Acaba Kur’an’ın yeterli oluşundan ne anlaşılmaktadır? Evet, Kur’an metni esastır. Bütün anlam da onun içindedir ve ondan bağımsız değildir. Ancak Kur’an’ın kendisinin, bir yönüyle tarihsel bir metin ve bir dil üzerinden gelmiş olması nedeniyle, nüzul ortamının ve o dilin, o dönemdeki anlamlarının bilinmesi ile ancak anlamın yakalanacağı, bu insanların 70’li yıllardan beri söyleye geldikleri şeylerin başında gelmektedir. Ancak Mustafa Bey bunu bir türlü görmek istemiyor.
Bu insanların geleneği eleştirmeleri veya bir bütün olarak güvenilir bulmamaları, geleneği tümüyle dışladıkları anlamına gelmediği gibi geleneğin nasıl anlaşılması konusunda bir çabalarının olmadığı anlamına da gelmiyor. Üstelik Kur’an’ın üslubu, anlatım tekniği, o dönemin özellikleri, insan -insan, insan-tanrı, insan-kozmoloji ilişkileri, dilin geçirdiği evreler ve mealde doğru anlamın nasıl bulunacağı konusunda öncelikle Kur’an metni esas alınarak söylenecek çok şey varken ve bunların bir kısmı da bazı makale ve kitaplarla ifade edilmişken, bu insanların cahil kişiler olarak gösterilmesi başka bir cehalet örneğidir.

- - - -

Yapılacaklar:
• A. Kur'an'ın yeterliliği hakkındaki metne göre şu soruları yanıtlayın:
(i) Metin, "bu insanların" hangi yıllardan beri bir şey söyleye geldiklerini belirtiyor?
(ii) Metne göre anlamın yakalanabilmesi için hangi şeylerin bilinmesi gerekiyor?
(iii) Metin, bu insanların cahil kişiler olarak gösterilmesini neyin örneği sayıyor?
• B. Lütfen Kur'an'ın yeterliliği hakkındaki metni, son cümlesinden sonra gelecek bir paragrafla sürdürün.

(Kaynak kayıtlar)

- - - -

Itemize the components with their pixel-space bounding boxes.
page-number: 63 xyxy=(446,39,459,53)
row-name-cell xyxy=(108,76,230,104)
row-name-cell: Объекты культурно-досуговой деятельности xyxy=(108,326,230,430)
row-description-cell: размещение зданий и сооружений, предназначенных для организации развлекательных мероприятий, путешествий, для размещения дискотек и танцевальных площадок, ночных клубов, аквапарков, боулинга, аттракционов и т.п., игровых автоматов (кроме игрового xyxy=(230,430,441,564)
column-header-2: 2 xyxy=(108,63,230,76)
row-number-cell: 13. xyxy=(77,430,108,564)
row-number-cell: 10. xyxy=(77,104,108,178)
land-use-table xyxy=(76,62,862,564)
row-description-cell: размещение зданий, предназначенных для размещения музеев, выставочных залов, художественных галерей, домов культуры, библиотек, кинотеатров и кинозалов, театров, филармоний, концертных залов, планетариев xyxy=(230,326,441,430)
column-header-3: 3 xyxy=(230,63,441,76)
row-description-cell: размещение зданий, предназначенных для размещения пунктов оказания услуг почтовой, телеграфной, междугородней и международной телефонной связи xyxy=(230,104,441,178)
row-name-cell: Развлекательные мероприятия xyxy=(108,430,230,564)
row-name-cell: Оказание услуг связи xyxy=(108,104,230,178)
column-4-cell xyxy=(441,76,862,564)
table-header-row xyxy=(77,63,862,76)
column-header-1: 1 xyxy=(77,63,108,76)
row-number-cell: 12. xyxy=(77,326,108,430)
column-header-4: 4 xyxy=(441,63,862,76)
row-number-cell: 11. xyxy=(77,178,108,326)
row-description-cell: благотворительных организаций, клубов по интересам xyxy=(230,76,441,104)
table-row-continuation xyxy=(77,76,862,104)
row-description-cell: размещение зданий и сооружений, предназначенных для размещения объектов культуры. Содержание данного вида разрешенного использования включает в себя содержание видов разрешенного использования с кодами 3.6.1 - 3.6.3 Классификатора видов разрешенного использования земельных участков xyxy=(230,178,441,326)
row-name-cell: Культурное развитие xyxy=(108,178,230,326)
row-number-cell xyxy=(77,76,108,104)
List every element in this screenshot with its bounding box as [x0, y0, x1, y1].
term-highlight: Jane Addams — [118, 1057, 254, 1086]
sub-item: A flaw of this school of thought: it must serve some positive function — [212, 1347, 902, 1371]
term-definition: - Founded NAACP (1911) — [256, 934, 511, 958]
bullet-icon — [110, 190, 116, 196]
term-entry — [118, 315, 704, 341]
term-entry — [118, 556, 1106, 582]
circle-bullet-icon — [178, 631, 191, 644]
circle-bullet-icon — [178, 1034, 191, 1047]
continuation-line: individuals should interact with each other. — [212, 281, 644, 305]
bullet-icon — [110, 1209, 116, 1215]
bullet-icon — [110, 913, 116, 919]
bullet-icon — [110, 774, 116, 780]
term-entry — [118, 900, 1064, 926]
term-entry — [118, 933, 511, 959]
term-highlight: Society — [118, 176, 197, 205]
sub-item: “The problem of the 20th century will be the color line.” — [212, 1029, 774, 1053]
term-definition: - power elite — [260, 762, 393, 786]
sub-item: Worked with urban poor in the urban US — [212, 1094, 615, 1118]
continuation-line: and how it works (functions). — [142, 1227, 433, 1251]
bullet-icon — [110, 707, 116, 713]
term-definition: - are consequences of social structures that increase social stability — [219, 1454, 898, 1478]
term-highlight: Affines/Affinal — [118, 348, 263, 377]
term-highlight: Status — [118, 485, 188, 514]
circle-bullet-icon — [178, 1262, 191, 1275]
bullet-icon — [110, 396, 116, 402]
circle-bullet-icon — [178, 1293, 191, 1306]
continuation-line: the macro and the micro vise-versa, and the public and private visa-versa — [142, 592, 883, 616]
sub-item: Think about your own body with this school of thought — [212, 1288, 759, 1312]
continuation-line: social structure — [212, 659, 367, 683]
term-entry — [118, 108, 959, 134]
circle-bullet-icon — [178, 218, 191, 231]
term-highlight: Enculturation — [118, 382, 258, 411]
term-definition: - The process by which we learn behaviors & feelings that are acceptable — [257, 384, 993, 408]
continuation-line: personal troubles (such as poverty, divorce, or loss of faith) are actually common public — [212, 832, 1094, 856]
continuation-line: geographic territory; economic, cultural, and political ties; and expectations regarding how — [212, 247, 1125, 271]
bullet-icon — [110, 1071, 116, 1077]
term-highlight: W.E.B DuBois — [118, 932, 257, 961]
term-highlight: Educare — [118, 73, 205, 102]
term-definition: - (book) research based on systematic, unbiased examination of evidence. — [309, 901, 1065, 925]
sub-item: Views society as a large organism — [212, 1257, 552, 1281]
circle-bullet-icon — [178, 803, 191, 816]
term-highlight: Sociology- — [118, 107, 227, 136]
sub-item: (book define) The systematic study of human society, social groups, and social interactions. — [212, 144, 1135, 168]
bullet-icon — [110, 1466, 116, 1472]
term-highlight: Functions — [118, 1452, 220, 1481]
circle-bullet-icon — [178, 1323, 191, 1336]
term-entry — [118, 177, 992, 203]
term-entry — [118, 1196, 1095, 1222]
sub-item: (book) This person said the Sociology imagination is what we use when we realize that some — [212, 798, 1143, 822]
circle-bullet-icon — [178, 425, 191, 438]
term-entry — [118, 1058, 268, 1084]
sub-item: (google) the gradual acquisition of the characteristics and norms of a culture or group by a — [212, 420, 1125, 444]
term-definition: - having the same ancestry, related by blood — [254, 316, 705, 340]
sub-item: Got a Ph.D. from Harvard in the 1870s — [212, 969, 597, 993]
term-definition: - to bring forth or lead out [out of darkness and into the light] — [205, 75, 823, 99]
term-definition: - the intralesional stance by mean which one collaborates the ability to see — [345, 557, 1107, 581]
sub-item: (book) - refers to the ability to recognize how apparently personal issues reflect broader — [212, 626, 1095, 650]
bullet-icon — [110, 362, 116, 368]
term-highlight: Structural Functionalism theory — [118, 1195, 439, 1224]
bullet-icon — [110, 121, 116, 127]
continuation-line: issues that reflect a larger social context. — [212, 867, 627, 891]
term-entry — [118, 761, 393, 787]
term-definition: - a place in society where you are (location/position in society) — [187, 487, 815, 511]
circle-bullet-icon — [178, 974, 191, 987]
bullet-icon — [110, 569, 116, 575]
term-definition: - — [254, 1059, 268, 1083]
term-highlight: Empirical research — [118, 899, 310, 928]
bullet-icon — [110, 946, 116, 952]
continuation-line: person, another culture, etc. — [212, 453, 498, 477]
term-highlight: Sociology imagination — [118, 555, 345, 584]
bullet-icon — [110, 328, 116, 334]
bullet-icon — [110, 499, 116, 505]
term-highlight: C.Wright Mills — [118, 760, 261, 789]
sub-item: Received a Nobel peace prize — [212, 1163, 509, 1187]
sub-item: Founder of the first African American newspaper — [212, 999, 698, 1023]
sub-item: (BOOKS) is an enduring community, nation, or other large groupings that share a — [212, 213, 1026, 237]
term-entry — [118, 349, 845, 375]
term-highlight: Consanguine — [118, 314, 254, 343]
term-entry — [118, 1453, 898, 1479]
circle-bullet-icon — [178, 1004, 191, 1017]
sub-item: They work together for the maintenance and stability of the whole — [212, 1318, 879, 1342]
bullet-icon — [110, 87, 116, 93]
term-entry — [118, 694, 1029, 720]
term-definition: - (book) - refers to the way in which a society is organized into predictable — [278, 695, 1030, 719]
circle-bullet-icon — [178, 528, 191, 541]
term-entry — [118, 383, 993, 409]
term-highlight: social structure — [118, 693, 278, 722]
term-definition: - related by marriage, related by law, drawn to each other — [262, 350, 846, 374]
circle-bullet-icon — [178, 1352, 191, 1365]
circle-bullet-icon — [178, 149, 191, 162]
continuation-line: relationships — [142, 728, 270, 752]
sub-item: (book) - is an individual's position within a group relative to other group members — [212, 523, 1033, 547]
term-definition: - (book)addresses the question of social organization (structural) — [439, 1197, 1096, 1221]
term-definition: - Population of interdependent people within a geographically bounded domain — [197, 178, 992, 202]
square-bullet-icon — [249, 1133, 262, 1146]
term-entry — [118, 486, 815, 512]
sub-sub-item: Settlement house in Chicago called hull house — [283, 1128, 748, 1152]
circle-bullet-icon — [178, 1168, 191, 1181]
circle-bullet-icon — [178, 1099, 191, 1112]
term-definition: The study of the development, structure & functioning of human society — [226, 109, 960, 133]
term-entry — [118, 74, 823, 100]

- - - -

Görev Yanıtları:
• A.
(i) 70'li yıllardan beri.
(ii) Nüzul ortamının ve o dilin o dönemdeki anlamlarının bilinmesi gerekiyor.
(iii) Başka bir cehalet örneği sayıyor.

• B.
Bir de şunu açıkça ifade etmek gerekir. Kur’an’ı anlamak başka bir şeydir. Meali anlamak başka bir şey… Evet Kur’an’ı anlama iddiasında bulunmak gerçekten büyük bir sözdür ve ciddi bir emek ve uğraşıyı gerektirir. Tarih, dil, edebiyat vs bilmeyi de gerektirir. Ancak Meal elinizde hazırdır ve okuduğunuz metin artık Türkçe (veya başka bir dildeki) metindir. Onu anlama oranınız, kendi birikiminizle ilgili olduğu gibi meali yapanın başarısı ile de ilgilidir. Burada sorun, okuduğunuz metnin bir meal olup olmadığını bilmenizle veya meallerin Kur’an’ı bütünüyle içerip içermediği konusundaki kanaatinizle ilgilidir. Elbette her işte olduğu gibi niyet de en belirleyici faktördür. Biz bu konuyu Meal Okuma Kılavuzu adlı kitabımızda detaylı bir şekilde tartıştık. Bu konudaki görüşümüzü gerçekten öğrenmek istiyorsa oraya bakabilir.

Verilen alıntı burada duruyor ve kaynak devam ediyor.